## start Supplied records

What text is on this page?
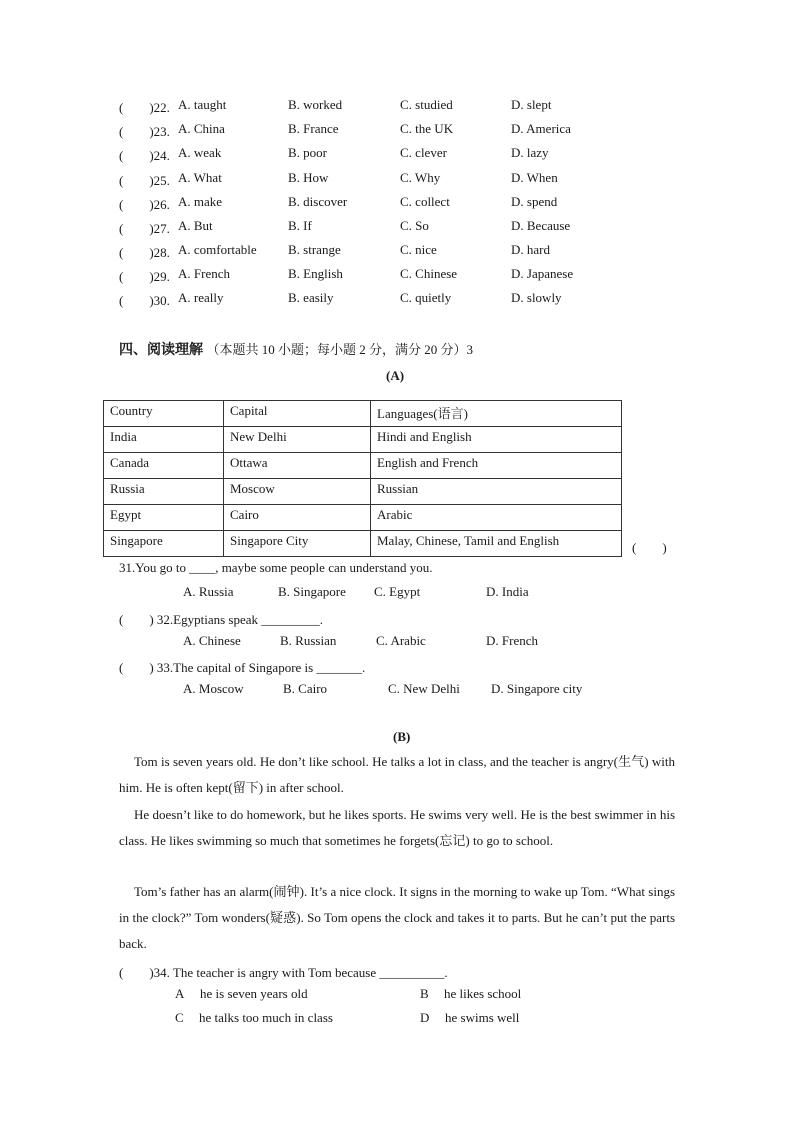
(　　)22. A. taught	B. worked	C. studied	D. slept
(　　)23. A. China	B. France	C. the UK	D. America
(　　)24. A. weak	B. poor	C. clever	D. lazy
(　　)25. A. What	B. How	C. Why	D. When
(　　)26. A. make	B. discover	C. collect	D. spend
(　　)27. A. But	B. If	C. So	D. Because
(　　)28. A. comfortable B. strange	C. nice	D. hard
(　　)29. A. French	B. English	C. Chinese	D. Japanese
(　　)30. A. really	B. easily	C. quietly	D. slowly
四、阅读理解 （本题共 10 小题；每小题 2 分，满分 20 分）3
(A)
Country	Capital	Languages(语言)
India	New Delhi	Hindi and English
Canada	Ottawa	English and French
Russia	Moscow	Russian
Egypt	Cairo	Arabic
Singapore	Singapore City	Malay, Chinese, Tamil and English	(　　)
31.You go to ____, maybe some people can understand you.
A. Russia	B. Singapore C. Egypt	D. India
(　　) 32.Egyptians speak _________.
A. Chinese	B. Russian	C. Arabic	D. French
(　　) 33.The capital of Singapore is _______.
A. Moscow	B. Cairo	C. New Delhi D. Singapore city
(B)
Tom is seven years old. He don’t like school. He talks a lot in class, and the teacher is angry(生气) with him. He is often kept(留下) in after school.
He doesn’t like to do homework, but he likes sports. He swims very well. He is the best swimmer in his class. He likes swimming so much that sometimes he forgets(忘记) to go to school.
Tom’s father has an alarm(闹钟). It’s a nice clock. It signs in the morning to wake up Tom. “What sings in the clock?” Tom wonders(疑惑). So Tom opens the clock and takes it to parts. But he can’t put the parts back.
(　　)34. The teacher is angry with Tom because __________.
A he is seven years old	B he likes school
C he talks too much in class	D he swims well
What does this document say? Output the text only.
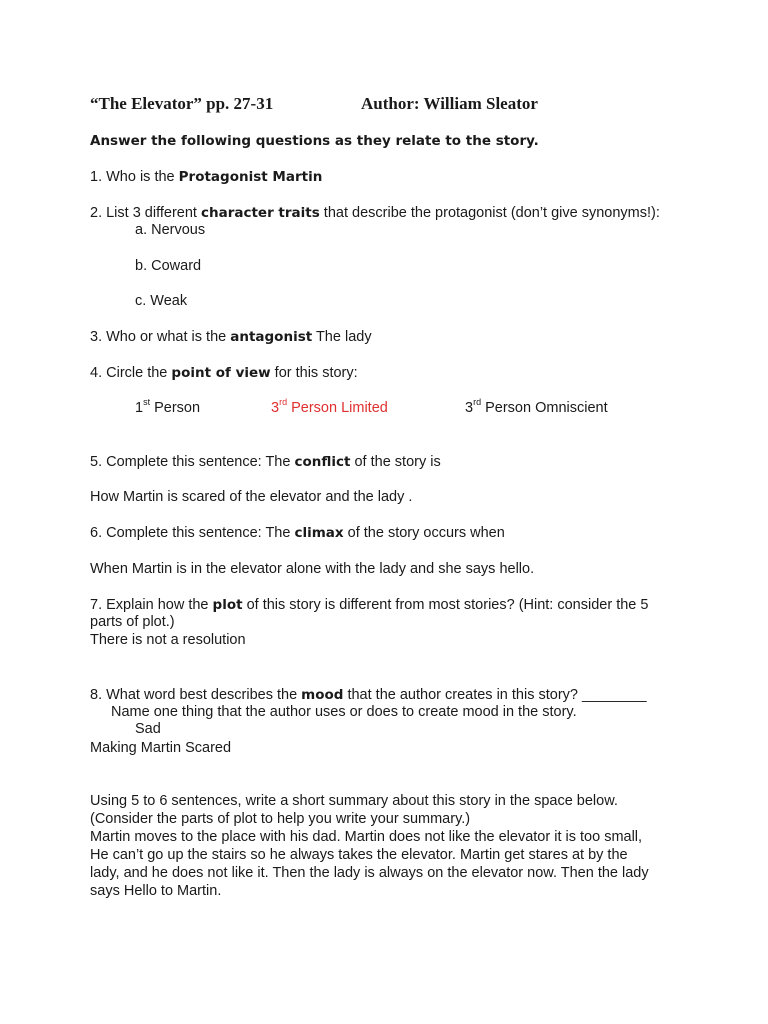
“The Elevator” pp. 27-31	Author: William Sleator
Answer the following questions as they relate to the story.
1. Who is the Protagonist Martin
2. List 3 different character traits that describe the protagonist (don’t give synonyms!):
a. Nervous
b. Coward
c. Weak
3. Who or what is the antagonist The lady
4. Circle the point of view for this story:
1st Person	3rd Person Limited	3rd Person Omniscient
5. Complete this sentence: The conflict of the story is
How Martin is scared of the elevator and the lady .
6. Complete this sentence: The climax of the story occurs when
When Martin is in the elevator alone with the lady and she says hello.
7. Explain how the plot of this story is different from most stories? (Hint: consider the 5
parts of plot.)
There is not a resolution
8. What word best describes the mood that the author creates in this story? ________
Name one thing that the author uses or does to create mood in the story.
Sad
Making Martin Scared
Using 5 to 6 sentences, write a short summary about this story in the space below.
(Consider the parts of plot to help you write your summary.)
Martin moves to the place with his dad. Martin does not like the elevator it is too small,
He can’t go up the stairs so he always takes the elevator. Martin get stares at by the
lady, and he does not like it. Then the lady is always on the elevator now. Then the lady
says Hello to Martin.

## end Supplied records

Task prompt >>
Keep only those lines of the records that hold "Delhi", and return them.

Solved problem >>
India	New Delhi	Hindi and English
A. Moscow	B. Cairo	C. New Delhi D. Singapore city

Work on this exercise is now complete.